Among these records, which lines include "separation"? Copy them out.

------ EXERCISE DATA ------

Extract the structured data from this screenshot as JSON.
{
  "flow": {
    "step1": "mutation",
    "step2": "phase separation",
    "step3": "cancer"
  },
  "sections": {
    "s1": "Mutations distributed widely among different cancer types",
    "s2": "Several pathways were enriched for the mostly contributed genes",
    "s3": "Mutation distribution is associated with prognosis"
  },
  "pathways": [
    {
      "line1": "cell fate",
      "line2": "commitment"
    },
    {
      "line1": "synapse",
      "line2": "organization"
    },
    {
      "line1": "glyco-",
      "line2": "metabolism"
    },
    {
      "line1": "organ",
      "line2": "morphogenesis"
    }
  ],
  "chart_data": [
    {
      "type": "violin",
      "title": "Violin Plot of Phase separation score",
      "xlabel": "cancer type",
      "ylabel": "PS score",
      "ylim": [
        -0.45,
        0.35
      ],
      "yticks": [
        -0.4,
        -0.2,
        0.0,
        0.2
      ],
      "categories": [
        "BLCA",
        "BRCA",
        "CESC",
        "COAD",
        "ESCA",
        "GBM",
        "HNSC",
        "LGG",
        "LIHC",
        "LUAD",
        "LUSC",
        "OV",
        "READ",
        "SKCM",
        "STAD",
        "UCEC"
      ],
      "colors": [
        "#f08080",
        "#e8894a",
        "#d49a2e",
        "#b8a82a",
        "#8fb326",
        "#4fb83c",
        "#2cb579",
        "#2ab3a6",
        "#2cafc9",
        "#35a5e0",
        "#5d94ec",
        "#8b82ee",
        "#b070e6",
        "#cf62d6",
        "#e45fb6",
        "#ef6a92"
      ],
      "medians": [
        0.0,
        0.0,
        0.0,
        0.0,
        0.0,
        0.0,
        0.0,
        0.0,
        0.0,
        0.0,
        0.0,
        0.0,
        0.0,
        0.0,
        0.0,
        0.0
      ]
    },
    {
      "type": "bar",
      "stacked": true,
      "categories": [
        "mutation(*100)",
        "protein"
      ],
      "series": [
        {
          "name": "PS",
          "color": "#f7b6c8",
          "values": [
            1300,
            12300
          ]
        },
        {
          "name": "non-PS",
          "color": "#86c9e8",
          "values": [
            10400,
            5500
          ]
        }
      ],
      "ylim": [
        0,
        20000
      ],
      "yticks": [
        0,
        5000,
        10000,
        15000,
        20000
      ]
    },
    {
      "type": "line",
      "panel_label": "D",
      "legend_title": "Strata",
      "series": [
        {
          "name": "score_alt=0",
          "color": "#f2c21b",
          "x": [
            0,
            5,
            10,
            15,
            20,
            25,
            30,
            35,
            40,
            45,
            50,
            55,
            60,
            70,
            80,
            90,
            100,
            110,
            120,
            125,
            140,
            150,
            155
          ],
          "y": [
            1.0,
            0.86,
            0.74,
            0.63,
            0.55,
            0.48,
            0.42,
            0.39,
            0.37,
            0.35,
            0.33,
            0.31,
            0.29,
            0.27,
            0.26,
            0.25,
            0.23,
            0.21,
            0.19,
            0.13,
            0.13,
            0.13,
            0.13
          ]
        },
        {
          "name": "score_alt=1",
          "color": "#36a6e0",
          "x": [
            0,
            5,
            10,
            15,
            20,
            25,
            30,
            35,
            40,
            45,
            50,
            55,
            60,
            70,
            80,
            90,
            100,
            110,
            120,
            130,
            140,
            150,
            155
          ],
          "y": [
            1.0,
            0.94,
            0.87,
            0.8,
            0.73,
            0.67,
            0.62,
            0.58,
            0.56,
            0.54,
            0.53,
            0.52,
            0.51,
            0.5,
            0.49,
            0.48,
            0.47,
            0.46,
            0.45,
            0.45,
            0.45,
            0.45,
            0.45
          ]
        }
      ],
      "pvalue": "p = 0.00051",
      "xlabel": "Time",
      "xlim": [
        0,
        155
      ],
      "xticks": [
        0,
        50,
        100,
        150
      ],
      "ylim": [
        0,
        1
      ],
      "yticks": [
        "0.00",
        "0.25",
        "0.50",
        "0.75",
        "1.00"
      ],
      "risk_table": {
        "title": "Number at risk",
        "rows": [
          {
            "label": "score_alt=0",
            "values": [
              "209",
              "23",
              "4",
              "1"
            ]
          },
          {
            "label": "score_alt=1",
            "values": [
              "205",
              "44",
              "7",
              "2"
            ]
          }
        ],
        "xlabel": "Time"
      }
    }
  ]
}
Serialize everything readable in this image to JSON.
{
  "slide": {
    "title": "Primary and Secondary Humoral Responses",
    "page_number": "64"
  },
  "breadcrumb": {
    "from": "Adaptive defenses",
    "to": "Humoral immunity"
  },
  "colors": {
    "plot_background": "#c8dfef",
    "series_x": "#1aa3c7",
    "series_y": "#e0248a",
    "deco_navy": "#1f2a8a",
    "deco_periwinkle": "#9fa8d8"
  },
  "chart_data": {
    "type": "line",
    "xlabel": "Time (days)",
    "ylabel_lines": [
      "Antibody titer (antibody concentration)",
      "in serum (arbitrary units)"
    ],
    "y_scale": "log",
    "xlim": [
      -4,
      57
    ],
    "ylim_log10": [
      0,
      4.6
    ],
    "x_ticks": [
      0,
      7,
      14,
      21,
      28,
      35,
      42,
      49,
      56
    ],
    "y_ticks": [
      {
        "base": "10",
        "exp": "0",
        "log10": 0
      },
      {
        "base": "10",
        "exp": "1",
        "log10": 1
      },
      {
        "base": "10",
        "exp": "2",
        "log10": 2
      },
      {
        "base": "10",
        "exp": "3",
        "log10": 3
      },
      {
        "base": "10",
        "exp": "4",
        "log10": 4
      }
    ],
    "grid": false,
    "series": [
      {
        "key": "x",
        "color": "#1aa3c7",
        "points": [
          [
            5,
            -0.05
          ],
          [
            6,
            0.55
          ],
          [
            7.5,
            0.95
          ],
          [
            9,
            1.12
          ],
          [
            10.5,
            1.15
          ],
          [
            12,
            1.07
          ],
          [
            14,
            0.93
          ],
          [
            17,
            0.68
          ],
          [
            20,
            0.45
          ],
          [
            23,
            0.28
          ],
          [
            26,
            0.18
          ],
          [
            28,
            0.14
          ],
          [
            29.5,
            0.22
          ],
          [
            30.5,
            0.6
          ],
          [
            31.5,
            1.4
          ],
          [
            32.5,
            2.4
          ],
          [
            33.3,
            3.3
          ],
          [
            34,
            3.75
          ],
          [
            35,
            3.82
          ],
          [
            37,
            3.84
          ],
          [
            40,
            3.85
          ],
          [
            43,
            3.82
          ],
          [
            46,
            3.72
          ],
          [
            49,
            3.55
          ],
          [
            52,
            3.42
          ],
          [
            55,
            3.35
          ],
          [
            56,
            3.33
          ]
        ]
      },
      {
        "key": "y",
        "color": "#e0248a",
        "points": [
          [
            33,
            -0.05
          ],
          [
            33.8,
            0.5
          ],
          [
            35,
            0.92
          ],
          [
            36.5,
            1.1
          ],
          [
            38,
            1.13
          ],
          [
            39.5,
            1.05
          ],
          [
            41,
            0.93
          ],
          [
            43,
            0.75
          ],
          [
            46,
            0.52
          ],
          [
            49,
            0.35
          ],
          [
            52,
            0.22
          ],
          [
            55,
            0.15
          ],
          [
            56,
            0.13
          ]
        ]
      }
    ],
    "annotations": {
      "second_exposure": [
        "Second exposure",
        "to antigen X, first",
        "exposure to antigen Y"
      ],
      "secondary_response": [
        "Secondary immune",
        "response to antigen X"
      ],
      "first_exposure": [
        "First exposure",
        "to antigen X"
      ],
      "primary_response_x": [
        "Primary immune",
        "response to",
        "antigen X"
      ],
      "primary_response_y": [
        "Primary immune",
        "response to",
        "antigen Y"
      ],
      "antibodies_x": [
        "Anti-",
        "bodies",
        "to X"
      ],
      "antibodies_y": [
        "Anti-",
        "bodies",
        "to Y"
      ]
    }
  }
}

------

### ANSWER
    "step2": "phase separation",
      "title": "Violin Plot of Phase separation score",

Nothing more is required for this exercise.